To be done — Filter the entries below, keeping every line that has the word "JSON".

## START

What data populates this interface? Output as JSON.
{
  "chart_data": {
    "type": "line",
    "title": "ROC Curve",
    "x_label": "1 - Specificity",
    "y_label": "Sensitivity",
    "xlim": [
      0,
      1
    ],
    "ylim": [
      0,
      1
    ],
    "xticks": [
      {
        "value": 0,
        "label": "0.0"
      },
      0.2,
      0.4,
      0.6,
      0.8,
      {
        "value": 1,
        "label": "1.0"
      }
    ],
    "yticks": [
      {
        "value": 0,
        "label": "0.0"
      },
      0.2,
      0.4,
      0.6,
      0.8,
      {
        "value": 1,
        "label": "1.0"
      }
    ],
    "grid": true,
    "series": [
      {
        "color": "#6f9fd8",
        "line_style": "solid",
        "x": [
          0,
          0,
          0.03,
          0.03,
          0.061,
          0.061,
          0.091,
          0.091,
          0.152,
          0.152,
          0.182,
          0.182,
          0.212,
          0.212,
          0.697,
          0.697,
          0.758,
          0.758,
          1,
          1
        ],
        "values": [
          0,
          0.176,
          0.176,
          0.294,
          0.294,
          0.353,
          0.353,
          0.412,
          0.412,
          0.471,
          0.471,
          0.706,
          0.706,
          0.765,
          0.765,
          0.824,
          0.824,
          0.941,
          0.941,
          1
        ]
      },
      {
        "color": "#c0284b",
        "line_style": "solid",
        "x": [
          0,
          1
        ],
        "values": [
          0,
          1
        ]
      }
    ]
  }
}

## END
## START

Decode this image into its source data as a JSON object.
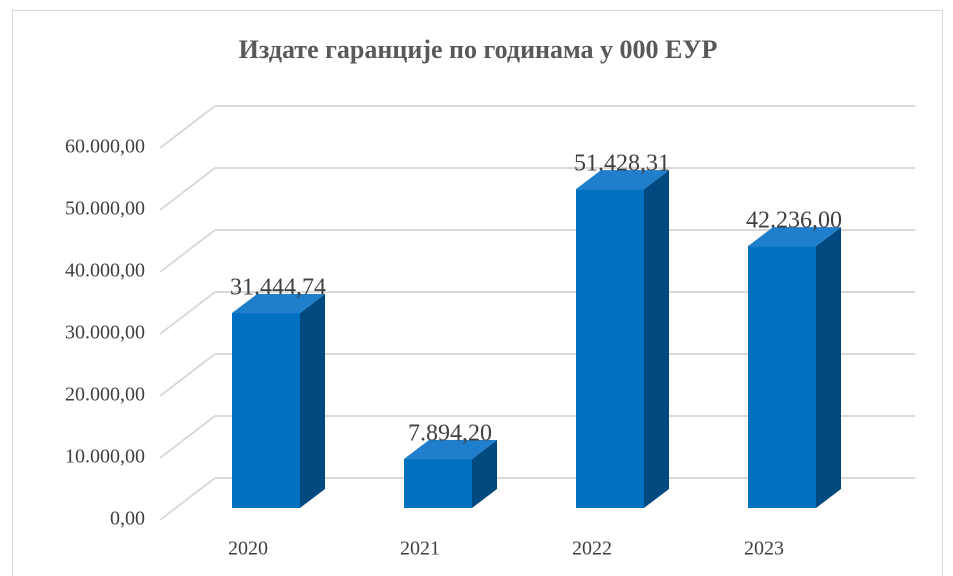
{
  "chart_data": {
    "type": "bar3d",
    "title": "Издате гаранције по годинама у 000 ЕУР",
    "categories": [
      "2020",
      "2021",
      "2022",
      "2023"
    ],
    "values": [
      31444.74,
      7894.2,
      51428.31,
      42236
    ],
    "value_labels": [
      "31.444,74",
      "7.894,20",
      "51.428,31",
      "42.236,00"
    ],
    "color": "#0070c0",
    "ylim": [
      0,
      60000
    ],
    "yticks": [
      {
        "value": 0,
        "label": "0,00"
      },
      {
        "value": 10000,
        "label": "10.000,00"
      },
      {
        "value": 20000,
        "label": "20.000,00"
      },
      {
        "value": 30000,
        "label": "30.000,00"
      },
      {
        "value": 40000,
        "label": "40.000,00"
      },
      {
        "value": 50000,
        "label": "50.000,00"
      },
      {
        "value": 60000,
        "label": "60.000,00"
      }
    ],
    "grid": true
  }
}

## END

Output —
What data populates this interface? Output as JSON.
Decode this image into its source data as a JSON object.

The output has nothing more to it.